» **TASK GOAL**: Here are some records; quote them exactly, leaving out the pictures.

-=-=-

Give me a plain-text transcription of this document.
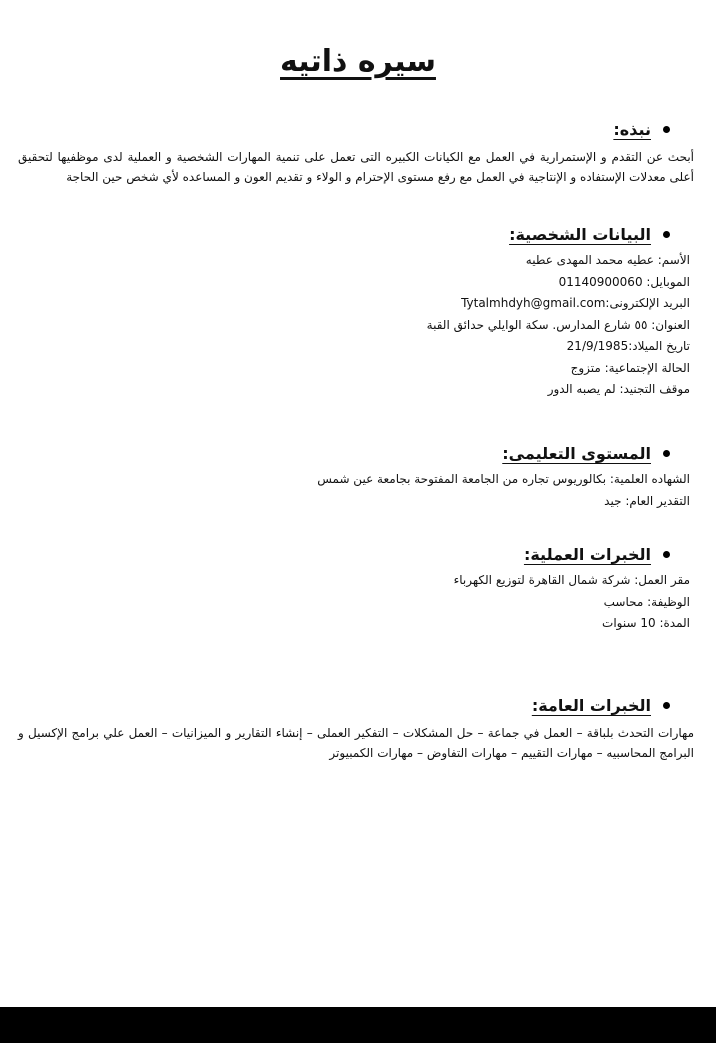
سيره ذاتيه
نبذه:
أبحث عن التقدم و الإستمرارية في العمل مع الكيانات الكبيره التى تعمل على تنمية المهارات الشخصية و العملية لدى موظفيها لتحقيق أعلى معدلات الإستفاده و الإنتاجية في العمل مع رفع مستوى الإحترام و الولاء و تقديم العون و المساعده لأي شخص حين الحاجة
البيانات الشخصية:
الأسم: عطيه محمد المهدى عطيه
الموبايل: 01140900060
البريد الإلكترونى:Tytalmhdyh@gmail.com
العنوان: ٥٥ شارع المدارس. سكة الوايلي حدائق القبة
تاريخ الميلاد:21/9/1985
الحالة الإجتماعية: متزوج
موقف التجنيد: لم يصبه الدور
المستوى التعليمى:
الشهاده العلمية: بكالوريوس تجاره من الجامعة المفتوحة بجامعة عين شمس
التقدير العام: جيد
الخبرات العملية:
مقر العمل: شركة شمال القاهرة لتوزيع الكهرباء
الوظيفة: محاسب
المدة: 10 سنوات
الخبرات العامة:
مهارات التحدث بلباقة – العمل في جماعة – حل المشكلات – التفكير العملى – إنشاء التقارير و الميزانيات – العمل علي برامج الإكسيل و البرامج المحاسبيه – مهارات التقييم – مهارات التفاوض – مهارات الكمبيوتر
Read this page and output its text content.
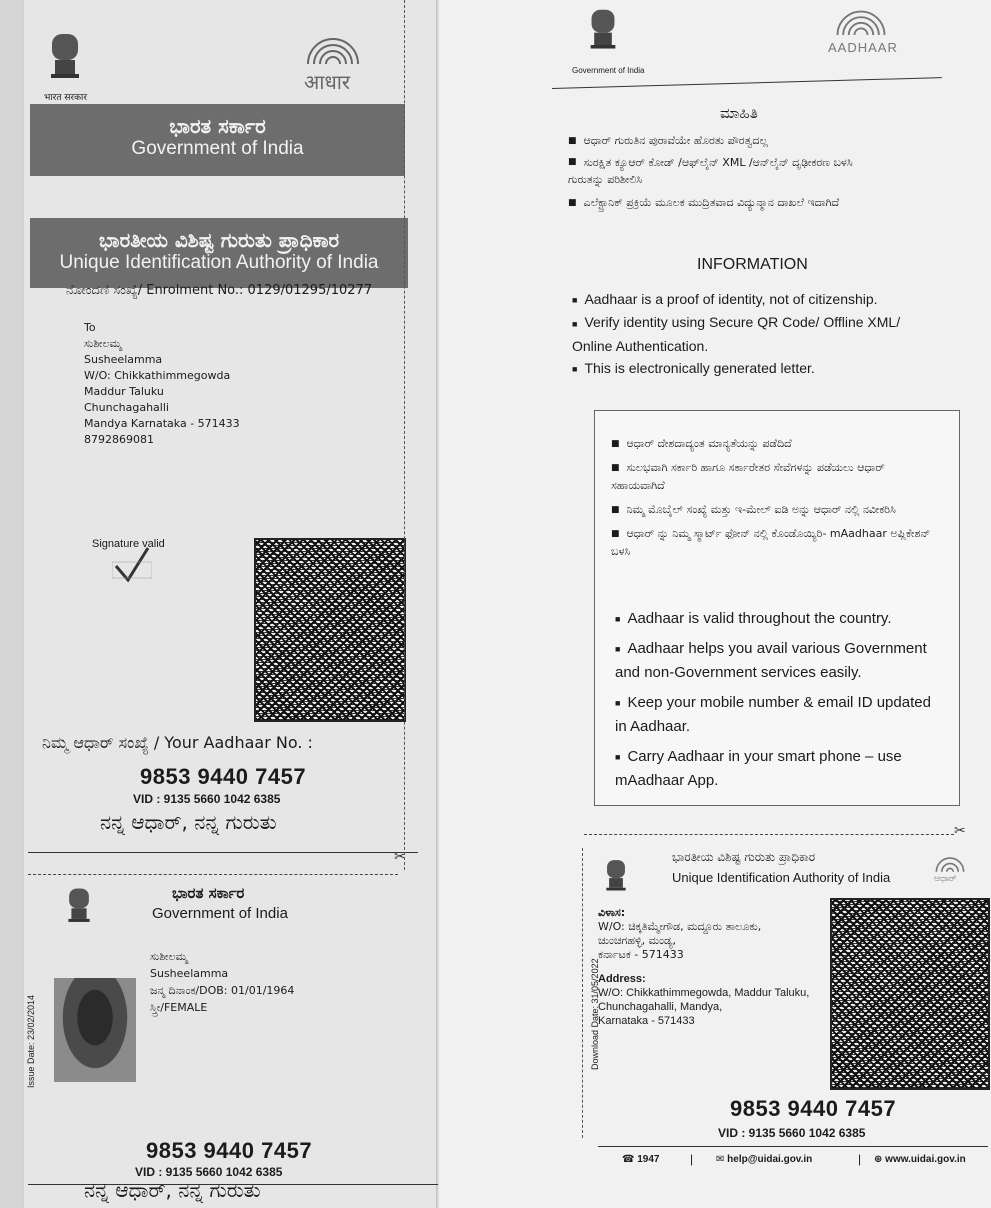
भारत सरकार
आधार
ಭಾರತ ಸರ್ಕಾರ
Government of India
ಭಾರತೀಯ ವಿಶಿಷ್ಟ ಗುರುತು ಪ್ರಾಧಿಕಾರ
Unique Identification Authority of India
ನೋಂದಣಿ ಸಂಖ್ಯೆ/ Enrolment No.: 0129/01295/10277
To
ಸುಶೀಲಮ್ಮ
Susheelamma
W/O: Chikkathimmegowda
Maddur Taluku
Chunchagahalli
Mandya Karnataka - 571433
8792869081
Signature valid
ನಿಮ್ಮ ಆಧಾರ್ ಸಂಖ್ಯೆ / Your Aadhaar No. :
9853 9440 7457
VID : 9135 5660 1042 6385
ನನ್ನ ಆಧಾರ್, ನನ್ನ ಗುರುತು
✂
ಭಾರತ ಸರ್ಕಾರ
Government of India
ಸುಶೀಲಮ್ಮ
Susheelamma
ಜನ್ಮ ದಿನಾಂಕ/DOB: 01/01/1964
ಸ್ತ್ರೀ/FEMALE
Issue Date: 23/02/2014
9853 9440 7457
VID : 9135 5660 1042 6385
ನನ್ನ ಆಧಾರ್, ನನ್ನ ಗುರುತು
Government of India
AADHAAR
ಮಾಹಿತಿ
■ ಆಧಾರ್ ಗುರುತಿನ ಪುರಾವೆಯೇ ಹೊರತು ಪೌರತ್ವದಲ್ಲ
■ ಸುರಕ್ಷಿತ ಕ್ಯೂಆರ್ ಕೋಡ್ /ಆಫ್‌ಲೈನ್ XML /ಆನ್‌ಲೈನ್ ದೃಢೀಕರಣ ಬಳಸಿ ಗುರುತನ್ನು ಪರಿಶೀಲಿಸಿ
■ ಎಲೆಕ್ಟ್ರಾನಿಕ್ ಪ್ರಕ್ರಿಯೆ ಮೂಲಕ ಮುದ್ರಿತವಾದ ವಿದ್ಯುನ್ಮಾನ ದಾಖಲೆ ಇದಾಗಿದೆ
INFORMATION
■ Aadhaar is a proof of identity, not of citizenship.
■ Verify identity using Secure QR Code/ Offline XML/ Online Authentication.
■ This is electronically generated letter.
■ ಆಧಾರ್ ದೇಶದಾದ್ಯಂತ ಮಾನ್ಯತೆಯನ್ನು ಪಡೆದಿದೆ
■ ಸುಲಭವಾಗಿ ಸರ್ಕಾರಿ ಹಾಗೂ ಸರ್ಕಾರೇತರ ಸೇವೆಗಳನ್ನು ಪಡೆಯಲು ಆಧಾರ್ ಸಹಾಯವಾಗಿದೆ
■ ನಿಮ್ಮ ಮೊಬೈಲ್ ಸಂಖ್ಯೆ ಮತ್ತು ಇ-ಮೇಲ್ ಐಡಿ ಅನ್ನು ಆಧಾರ್ ನಲ್ಲಿ ನವೀಕರಿಸಿ
■ ಆಧಾರ್ ನ್ನು ನಿಮ್ಮ ಸ್ಮಾರ್ಟ್ ಫೋನ್ ನಲ್ಲಿ ಕೊಂಡೊಯ್ಯಿರಿ- mAadhaar ಅಪ್ಲಿಕೇಶನ್ ಬಳಸಿ
■ Aadhaar is valid throughout the country.
■ Aadhaar helps you avail various Government and non-Government services easily.
■ Keep your mobile number & email ID updated in Aadhaar.
■ Carry Aadhaar in your smart phone – use mAadhaar App.
✂
ಭಾರತೀಯ ವಿಶಿಷ್ಟ ಗುರುತು ಪ್ರಾಧಿಕಾರ
Unique Identification Authority of India	ಆಧಾರ್
ವಿಳಾಸ:
W/O: ಚಿಕ್ಕತಿಮ್ಮೇಗೌಡ, ಮದ್ದೂರು ತಾಲೂಕು,
ಚುಂಚಗಹಳ್ಳಿ, ಮಂಡ್ಯ,
ಕರ್ನಾಟಕ - 571433
Address:
W/O: Chikkathimmegowda, Maddur Taluku,
Chunchagahalli, Mandya,
Karnataka - 571433
Download Date: 31/05/2022
9853 9440 7457
VID : 9135 5660 1042 6385
☎ 1947	| ✉ help@uidai.gov.in	| ⊕ www.uidai.gov.in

-=-=-

» **EXERCISE RESULT**:
Give me a plain-text transcription of this document.
سيره ذاتيه
نبذه:
أبحث عن التقدم و الإستمرارية في العمل مع الكيانات الكبيره التى تعمل على تنمية المهارات الشخصية و العملية لدى موظفيها لتحقيق أعلى معدلات الإستفاده و الإنتاجية في العمل مع رفع مستوى الإحترام و الولاء و تقديم العون و المساعده لأي شخص حين الحاجة
البيانات الشخصية:
الأسم: عطيه محمد المهدى عطيه
الموبايل: 01140900060
البريد الإلكترونى:Tytalmhdyh@gmail.com
العنوان: ٥٥ شارع المدارس. سكة الوايلي حدائق القبة
تاريخ الميلاد:21/9/1985
الحالة الإجتماعية: متزوج
موقف التجنيد: لم يصبه الدور
المستوى التعليمى:
الشهاده العلمية: بكالوريوس تجاره من الجامعة المفتوحة بجامعة عين شمس
التقدير العام: جيد
الخبرات العملية:
مقر العمل: شركة شمال القاهرة لتوزيع الكهرباء
الوظيفة: محاسب
المدة: 10 سنوات
الخبرات العامة:
مهارات التحدث بلباقة – العمل في جماعة – حل المشكلات – التفكير العملى – إنشاء التقارير و الميزانيات – العمل علي برامج الإكسيل و البرامج المحاسبيه – مهارات التقييم – مهارات التفاوض – مهارات الكمبيوتر
Read this page and output its text content.
भारत सरकार
आधार
ಭಾರತ ಸರ್ಕಾರ
Government of India
ಭಾರತೀಯ ವಿಶಿಷ್ಟ ಗುರುತು ಪ್ರಾಧಿಕಾರ
Unique Identification Authority of India
ನೋಂದಣಿ ಸಂಖ್ಯೆ/ Enrolment No.: 0129/01295/10277
To
ಸುಶೀಲಮ್ಮ
Susheelamma
W/O: Chikkathimmegowda
Maddur Taluku
Chunchagahalli
Mandya Karnataka - 571433
8792869081
Signature valid
ನಿಮ್ಮ ಆಧಾರ್ ಸಂಖ್ಯೆ / Your Aadhaar No. :
9853 9440 7457
VID : 9135 5660 1042 6385
ನನ್ನ ಆಧಾರ್, ನನ್ನ ಗುರುತು
✂
ಭಾರತ ಸರ್ಕಾರ
Government of India
ಸುಶೀಲಮ್ಮ
Susheelamma
ಜನ್ಮ ದಿನಾಂಕ/DOB: 01/01/1964
ಸ್ತ್ರೀ/FEMALE
Issue Date: 23/02/2014
9853 9440 7457
VID : 9135 5660 1042 6385
ನನ್ನ ಆಧಾರ್, ನನ್ನ ಗುರುತು
Government of India
AADHAAR
ಮಾಹಿತಿ
■ ಆಧಾರ್ ಗುರುತಿನ ಪುರಾವೆಯೇ ಹೊರತು ಪೌರತ್ವದಲ್ಲ
■ ಸುರಕ್ಷಿತ ಕ್ಯೂಆರ್ ಕೋಡ್ /ಆಫ್‌ಲೈನ್ XML /ಆನ್‌ಲೈನ್ ದೃಢೀಕರಣ ಬಳಸಿ ಗುರುತನ್ನು ಪರಿಶೀಲಿಸಿ
■ ಎಲೆಕ್ಟ್ರಾನಿಕ್ ಪ್ರಕ್ರಿಯೆ ಮೂಲಕ ಮುದ್ರಿತವಾದ ವಿದ್ಯುನ್ಮಾನ ದಾಖಲೆ ಇದಾಗಿದೆ
INFORMATION
■ Aadhaar is a proof of identity, not of citizenship.
■ Verify identity using Secure QR Code/ Offline XML/ Online Authentication.
■ This is electronically generated letter.
■ ಆಧಾರ್ ದೇಶದಾದ್ಯಂತ ಮಾನ್ಯತೆಯನ್ನು ಪಡೆದಿದೆ
■ ಸುಲಭವಾಗಿ ಸರ್ಕಾರಿ ಹಾಗೂ ಸರ್ಕಾರೇತರ ಸೇವೆಗಳನ್ನು ಪಡೆಯಲು ಆಧಾರ್ ಸಹಾಯವಾಗಿದೆ
■ ನಿಮ್ಮ ಮೊಬೈಲ್ ಸಂಖ್ಯೆ ಮತ್ತು ಇ-ಮೇಲ್ ಐಡಿ ಅನ್ನು ಆಧಾರ್ ನಲ್ಲಿ ನವೀಕರಿಸಿ
■ ಆಧಾರ್ ನ್ನು ನಿಮ್ಮ ಸ್ಮಾರ್ಟ್ ಫೋನ್ ನಲ್ಲಿ ಕೊಂಡೊಯ್ಯಿರಿ- mAadhaar ಅಪ್ಲಿಕೇಶನ್ ಬಳಸಿ
■ Aadhaar is valid throughout the country.
■ Aadhaar helps you avail various Government and non-Government services easily.
■ Keep your mobile number & email ID updated in Aadhaar.
■ Carry Aadhaar in your smart phone – use mAadhaar App.
✂
ಭಾರತೀಯ ವಿಶಿಷ್ಟ ಗುರುತು ಪ್ರಾಧಿಕಾರ
Unique Identification Authority of India	ಆಧಾರ್
ವಿಳಾಸ:
W/O: ಚಿಕ್ಕತಿಮ್ಮೇಗೌಡ, ಮದ್ದೂರು ತಾಲೂಕು,
ಚುಂಚಗಹಳ್ಳಿ, ಮಂಡ್ಯ,
ಕರ್ನಾಟಕ - 571433
Address:
W/O: Chikkathimmegowda, Maddur Taluku,
Chunchagahalli, Mandya,
Karnataka - 571433
Download Date: 31/05/2022
9853 9440 7457
VID : 9135 5660 1042 6385
☎ 1947	| ✉ help@uidai.gov.in	| ⊕ www.uidai.gov.in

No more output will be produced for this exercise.